▶ _What the task requires_: Can you print the data exactly and leave out each image?

-------- Supplied material --------

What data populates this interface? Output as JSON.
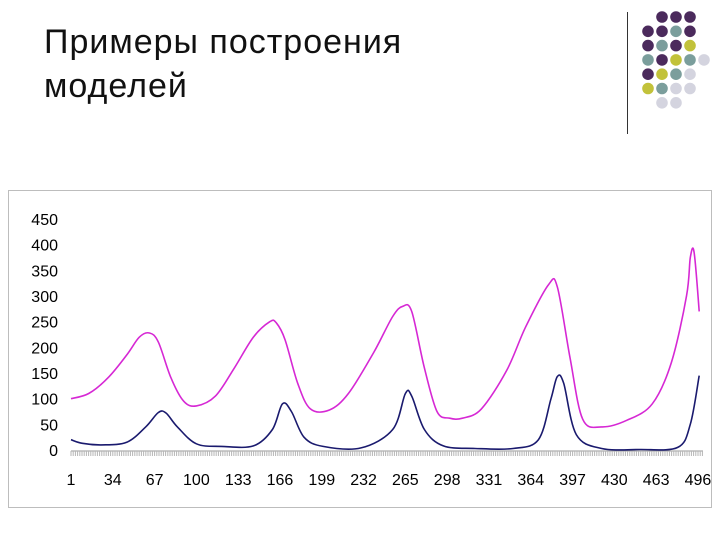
{
  "slide": {
    "title_line1": "Примеры построения",
    "title_line2": "моделей"
  },
  "decoration": {
    "dot_colors": {
      "dark_purple": "#4b2a5c",
      "slate": "#7b9e9c",
      "olive": "#c2c23a",
      "light_gray": "#d4d4df"
    }
  },
  "chart_data": {
    "type": "line",
    "title": "",
    "xlabel": "",
    "ylabel": "",
    "ylim": [
      0,
      450
    ],
    "y_ticks": [
      "450",
      "400",
      "350",
      "300",
      "250",
      "200",
      "150",
      "100",
      "50",
      "0"
    ],
    "x_ticks": [
      "1",
      "34",
      "67",
      "100",
      "133",
      "166",
      "199",
      "232",
      "265",
      "298",
      "331",
      "364",
      "397",
      "430",
      "463",
      "496"
    ],
    "xlim": [
      1,
      500
    ],
    "grid": false,
    "legend": "none",
    "series": [
      {
        "color": "#d628d4",
        "x": [
          1,
          15,
          30,
          45,
          55,
          63,
          70,
          80,
          90,
          100,
          115,
          130,
          145,
          158,
          163,
          170,
          180,
          190,
          205,
          220,
          240,
          255,
          263,
          270,
          280,
          290,
          300,
          310,
          325,
          345,
          360,
          378,
          385,
          395,
          405,
          420,
          440,
          460,
          475,
          487,
          490,
          493,
          497
        ],
        "y": [
          100,
          110,
          140,
          185,
          220,
          228,
          210,
          140,
          95,
          86,
          105,
          160,
          220,
          250,
          248,
          215,
          130,
          80,
          78,
          110,
          190,
          260,
          280,
          270,
          160,
          75,
          62,
          62,
          80,
          155,
          240,
          322,
          318,
          180,
          60,
          45,
          58,
          90,
          170,
          300,
          375,
          385,
          270
        ]
      },
      {
        "color": "#1a1a6e",
        "x": [
          1,
          10,
          25,
          45,
          60,
          70,
          76,
          85,
          100,
          120,
          145,
          160,
          168,
          175,
          185,
          200,
          230,
          255,
          265,
          270,
          280,
          295,
          320,
          350,
          370,
          380,
          385,
          390,
          400,
          420,
          450,
          480,
          490,
          497
        ],
        "y": [
          20,
          13,
          10,
          15,
          45,
          73,
          72,
          45,
          12,
          7,
          8,
          40,
          90,
          75,
          25,
          7,
          4,
          40,
          110,
          105,
          40,
          8,
          3,
          3,
          20,
          100,
          143,
          130,
          30,
          3,
          1,
          5,
          50,
          145
        ]
      }
    ]
  }
}
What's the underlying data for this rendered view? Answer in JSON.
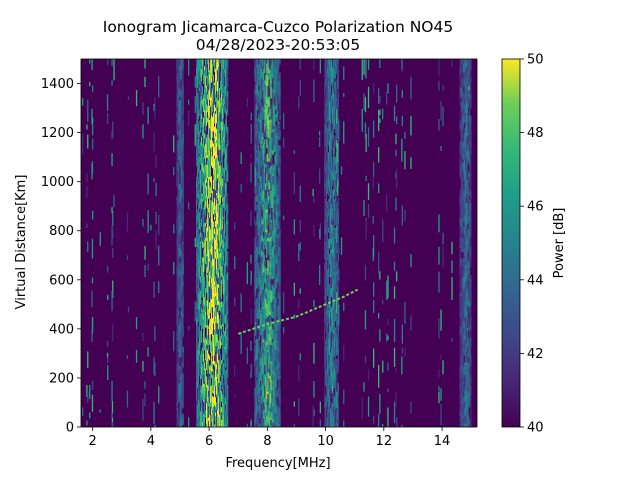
{
  "chart_data": {
    "type": "heatmap",
    "title": "Ionogram Jicamarca-Cuzco Polarization NO45",
    "subtitle": "04/28/2023-20:53:05",
    "xlabel": "Frequency[MHz]",
    "ylabel": "Virtual Distance[Km]",
    "colorbar_label": "Power [dB]",
    "xlim": [
      1.6,
      15.2
    ],
    "ylim": [
      0,
      1500
    ],
    "clim": [
      40,
      50
    ],
    "colormap": "viridis",
    "grid": false,
    "x_ticks": [
      2,
      4,
      6,
      8,
      10,
      12,
      14
    ],
    "y_ticks": [
      0,
      200,
      400,
      600,
      800,
      1000,
      1200,
      1400
    ],
    "colorbar_ticks": [
      40,
      42,
      44,
      46,
      48,
      50
    ],
    "background_power_db": 40,
    "vertical_bands": [
      {
        "x_center": 6.1,
        "x_width": 1.1,
        "power_db": 50
      },
      {
        "x_center": 8.0,
        "x_width": 0.9,
        "power_db": 47
      },
      {
        "x_center": 10.2,
        "x_width": 0.5,
        "power_db": 45
      },
      {
        "x_center": 5.0,
        "x_width": 0.25,
        "power_db": 44
      },
      {
        "x_center": 14.8,
        "x_width": 0.4,
        "power_db": 44
      }
    ],
    "trace": {
      "points": [
        [
          7.0,
          380
        ],
        [
          8.0,
          420
        ],
        [
          9.0,
          450
        ],
        [
          10.0,
          500
        ],
        [
          10.6,
          530
        ],
        [
          11.1,
          560
        ]
      ],
      "power_db": 48
    },
    "colors": {
      "low": "#440154",
      "high": "#fde725"
    }
  }
}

--------

▶ _Solution for this problem_:
What data populates this interface? Output as JSON.
{
  "slide": {
    "title_line1": "Примеры построения",
    "title_line2": "моделей"
  },
  "decoration": {
    "dot_colors": {
      "dark_purple": "#4b2a5c",
      "slate": "#7b9e9c",
      "olive": "#c2c23a",
      "light_gray": "#d4d4df"
    }
  },
  "chart_data": {
    "type": "line",
    "title": "",
    "xlabel": "",
    "ylabel": "",
    "ylim": [
      0,
      450
    ],
    "y_ticks": [
      "450",
      "400",
      "350",
      "300",
      "250",
      "200",
      "150",
      "100",
      "50",
      "0"
    ],
    "x_ticks": [
      "1",
      "34",
      "67",
      "100",
      "133",
      "166",
      "199",
      "232",
      "265",
      "298",
      "331",
      "364",
      "397",
      "430",
      "463",
      "496"
    ],
    "xlim": [
      1,
      500
    ],
    "grid": false,
    "legend": "none",
    "series": [
      {
        "color": "#d628d4",
        "x": [
          1,
          15,
          30,
          45,
          55,
          63,
          70,
          80,
          90,
          100,
          115,
          130,
          145,
          158,
          163,
          170,
          180,
          190,
          205,
          220,
          240,
          255,
          263,
          270,
          280,
          290,
          300,
          310,
          325,
          345,
          360,
          378,
          385,
          395,
          405,
          420,
          440,
          460,
          475,
          487,
          490,
          493,
          497
        ],
        "y": [
          100,
          110,
          140,
          185,
          220,
          228,
          210,
          140,
          95,
          86,
          105,
          160,
          220,
          250,
          248,
          215,
          130,
          80,
          78,
          110,
          190,
          260,
          280,
          270,
          160,
          75,
          62,
          62,
          80,
          155,
          240,
          322,
          318,
          180,
          60,
          45,
          58,
          90,
          170,
          300,
          375,
          385,
          270
        ]
      },
      {
        "color": "#1a1a6e",
        "x": [
          1,
          10,
          25,
          45,
          60,
          70,
          76,
          85,
          100,
          120,
          145,
          160,
          168,
          175,
          185,
          200,
          230,
          255,
          265,
          270,
          280,
          295,
          320,
          350,
          370,
          380,
          385,
          390,
          400,
          420,
          450,
          480,
          490,
          497
        ],
        "y": [
          20,
          13,
          10,
          15,
          45,
          73,
          72,
          45,
          12,
          7,
          8,
          40,
          90,
          75,
          25,
          7,
          4,
          40,
          110,
          105,
          40,
          8,
          3,
          3,
          20,
          100,
          143,
          130,
          30,
          3,
          1,
          5,
          50,
          145
        ]
      }
    ]
  }
}
What's the underlying data for this rendered view? Answer in JSON.
{
  "chart_data": {
    "type": "heatmap",
    "title": "Ionogram Jicamarca-Cuzco Polarization NO45",
    "subtitle": "04/28/2023-20:53:05",
    "xlabel": "Frequency[MHz]",
    "ylabel": "Virtual Distance[Km]",
    "colorbar_label": "Power [dB]",
    "xlim": [
      1.6,
      15.2
    ],
    "ylim": [
      0,
      1500
    ],
    "clim": [
      40,
      50
    ],
    "colormap": "viridis",
    "grid": false,
    "x_ticks": [
      2,
      4,
      6,
      8,
      10,
      12,
      14
    ],
    "y_ticks": [
      0,
      200,
      400,
      600,
      800,
      1000,
      1200,
      1400
    ],
    "colorbar_ticks": [
      40,
      42,
      44,
      46,
      48,
      50
    ],
    "background_power_db": 40,
    "vertical_bands": [
      {
        "x_center": 6.1,
        "x_width": 1.1,
        "power_db": 50
      },
      {
        "x_center": 8.0,
        "x_width": 0.9,
        "power_db": 47
      },
      {
        "x_center": 10.2,
        "x_width": 0.5,
        "power_db": 45
      },
      {
        "x_center": 5.0,
        "x_width": 0.25,
        "power_db": 44
      },
      {
        "x_center": 14.8,
        "x_width": 0.4,
        "power_db": 44
      }
    ],
    "trace": {
      "points": [
        [
          7.0,
          380
        ],
        [
          8.0,
          420
        ],
        [
          9.0,
          450
        ],
        [
          10.0,
          500
        ],
        [
          10.6,
          530
        ],
        [
          11.1,
          560
        ]
      ],
      "power_db": 48
    },
    "colors": {
      "low": "#440154",
      "high": "#fde725"
    }
  }
}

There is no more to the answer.